:: STATED GOAL ::
Report, word for word, every line of the material that contains "ところで".
%%
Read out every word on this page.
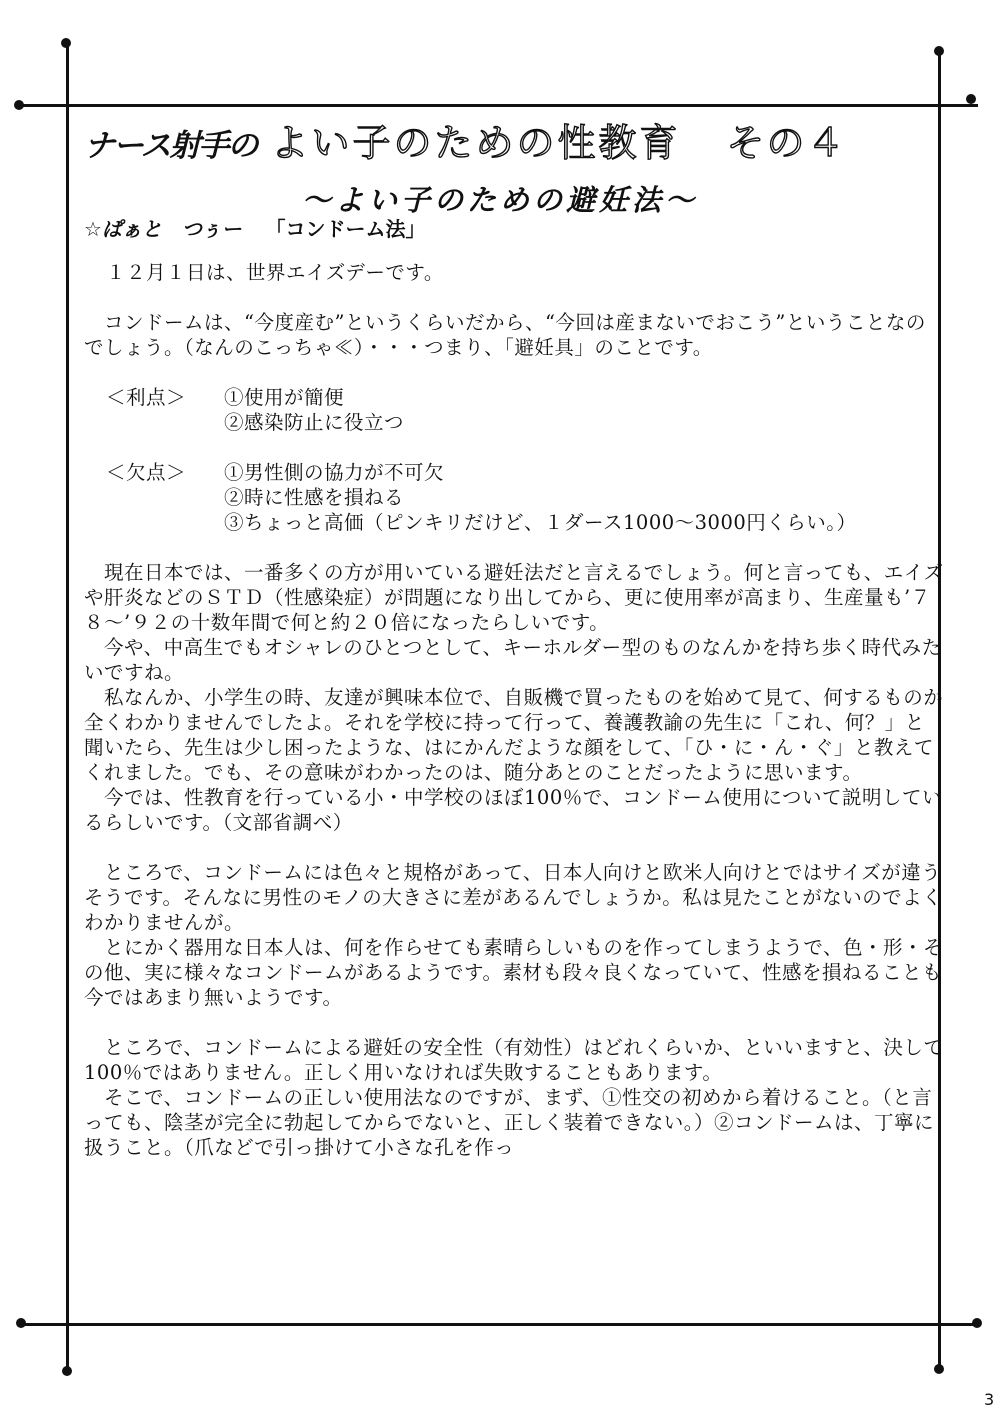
ナース射手の よい子のための性教育 その４
〜よい子のための避妊法〜
☆ぱぁと　つぅー 「コンドーム法」

１２月１日は、世界エイズデーです。

　コンドームは、“今度産む”というくらいだから、“今回は産まないでおこう”ということなのでしょう。（なんのこっちゃ≪）・・・つまり、「避妊具」のことです。

＜利点＞	①使用が簡便
②感染防止に役立つ
＜欠点＞	①男性側の協力が不可欠
②時に性感を損ねる
③ちょっと高価（ピンキリだけど、１ダース1000〜3000円くらい。）

　現在日本では、一番多くの方が用いている避妊法だと言えるでしょう。何と言っても、エイズや肝炎などのＳＴＤ（性感染症）が問題になり出してから、更に使用率が高まり、生産量も’７８〜’９２の十数年間で何と約２０倍になったらしいです。

　今や、中高生でもオシャレのひとつとして、キーホルダー型のものなんかを持ち歩く時代みたいですね。

　私なんか、小学生の時、友達が興味本位で、自販機で買ったものを始めて見て、何するものか全くわかりませんでしたよ。それを学校に持って行って、養護教諭の先生に「これ、何？」と聞いたら、先生は少し困ったような、はにかんだような顔をして、「ひ・に・ん・ぐ」と教えてくれました。でも、その意味がわかったのは、随分あとのことだったように思います。

　今では、性教育を行っている小・中学校のほぼ100％で、コンドーム使用について説明しているらしいです。（文部省調べ）

　ところで、コンドームには色々と規格があって、日本人向けと欧米人向けとではサイズが違うそうです。そんなに男性のモノの大きさに差があるんでしょうか。私は見たことがないのでよくわかりませんが。

　とにかく器用な日本人は、何を作らせても素晴らしいものを作ってしまうようで、色・形・その他、実に様々なコンドームがあるようです。素材も段々良くなっていて、性感を損ねることも今ではあまり無いようです。

　ところで、コンドームによる避妊の安全性（有効性）はどれくらいか、といいますと、決して100％ではありません。正しく用いなければ失敗することもあります。

　そこで、コンドームの正しい使用法なのですが、まず、①性交の初めから着けること。（と言っても、陰茎が完全に勃起してからでないと、正しく装着できない。）②コンドームは、丁寧に扱うこと。（爪などで引っ掛けて小さな孔を作っ

3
%%
:: SOLUTION FOR THIS TASK ::
　ところで、コンドームには色々と規格があって、日本人向けと欧米人向けとではサイズが違うそうです。そんなに男性のモノの大きさに差があるんでしょうか。私は見たことがないのでよくわかりませんが。
　ところで、コンドームによる避妊の安全性（有効性）はどれくらいか、といいますと、決して100％ではありません。正しく用いなければ失敗することもあります。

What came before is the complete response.